▶ _Goal of the exercise_:
Work out how many lines in the entries contain the string "Сергей", and give nothing but that number.

▶ _Material_:
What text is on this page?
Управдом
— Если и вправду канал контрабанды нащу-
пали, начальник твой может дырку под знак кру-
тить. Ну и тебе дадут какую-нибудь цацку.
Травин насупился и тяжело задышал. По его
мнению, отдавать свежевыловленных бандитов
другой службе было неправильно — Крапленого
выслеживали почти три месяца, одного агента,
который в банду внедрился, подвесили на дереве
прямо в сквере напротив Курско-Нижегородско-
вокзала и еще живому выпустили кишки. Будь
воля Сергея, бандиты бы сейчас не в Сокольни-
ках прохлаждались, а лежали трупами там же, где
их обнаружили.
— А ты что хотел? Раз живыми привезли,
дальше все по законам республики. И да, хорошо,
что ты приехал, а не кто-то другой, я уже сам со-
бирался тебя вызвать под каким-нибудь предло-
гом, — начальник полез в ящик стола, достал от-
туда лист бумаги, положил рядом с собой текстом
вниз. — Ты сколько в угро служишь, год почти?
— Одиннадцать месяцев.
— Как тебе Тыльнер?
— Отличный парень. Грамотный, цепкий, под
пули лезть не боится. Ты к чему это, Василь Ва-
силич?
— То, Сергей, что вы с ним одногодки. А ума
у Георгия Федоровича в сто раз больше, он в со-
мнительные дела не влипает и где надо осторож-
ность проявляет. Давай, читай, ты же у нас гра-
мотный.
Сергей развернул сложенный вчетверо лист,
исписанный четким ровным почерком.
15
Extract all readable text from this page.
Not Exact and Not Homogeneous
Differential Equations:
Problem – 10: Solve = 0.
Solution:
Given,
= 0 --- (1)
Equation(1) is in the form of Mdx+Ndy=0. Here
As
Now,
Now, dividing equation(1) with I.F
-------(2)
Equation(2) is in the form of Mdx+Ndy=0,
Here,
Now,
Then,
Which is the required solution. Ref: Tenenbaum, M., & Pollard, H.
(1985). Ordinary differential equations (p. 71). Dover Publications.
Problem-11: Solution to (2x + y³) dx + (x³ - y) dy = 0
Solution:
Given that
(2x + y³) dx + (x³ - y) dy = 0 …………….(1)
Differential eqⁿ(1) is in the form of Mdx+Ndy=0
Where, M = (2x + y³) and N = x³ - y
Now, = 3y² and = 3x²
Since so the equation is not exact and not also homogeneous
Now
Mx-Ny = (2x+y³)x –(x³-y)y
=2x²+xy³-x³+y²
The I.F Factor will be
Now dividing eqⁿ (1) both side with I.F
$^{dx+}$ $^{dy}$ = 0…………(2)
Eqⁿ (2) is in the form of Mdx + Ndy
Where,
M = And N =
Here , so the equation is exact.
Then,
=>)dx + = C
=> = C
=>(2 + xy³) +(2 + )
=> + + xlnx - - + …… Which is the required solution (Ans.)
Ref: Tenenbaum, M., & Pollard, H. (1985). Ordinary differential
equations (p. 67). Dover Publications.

▶ _Reply to the task_:
2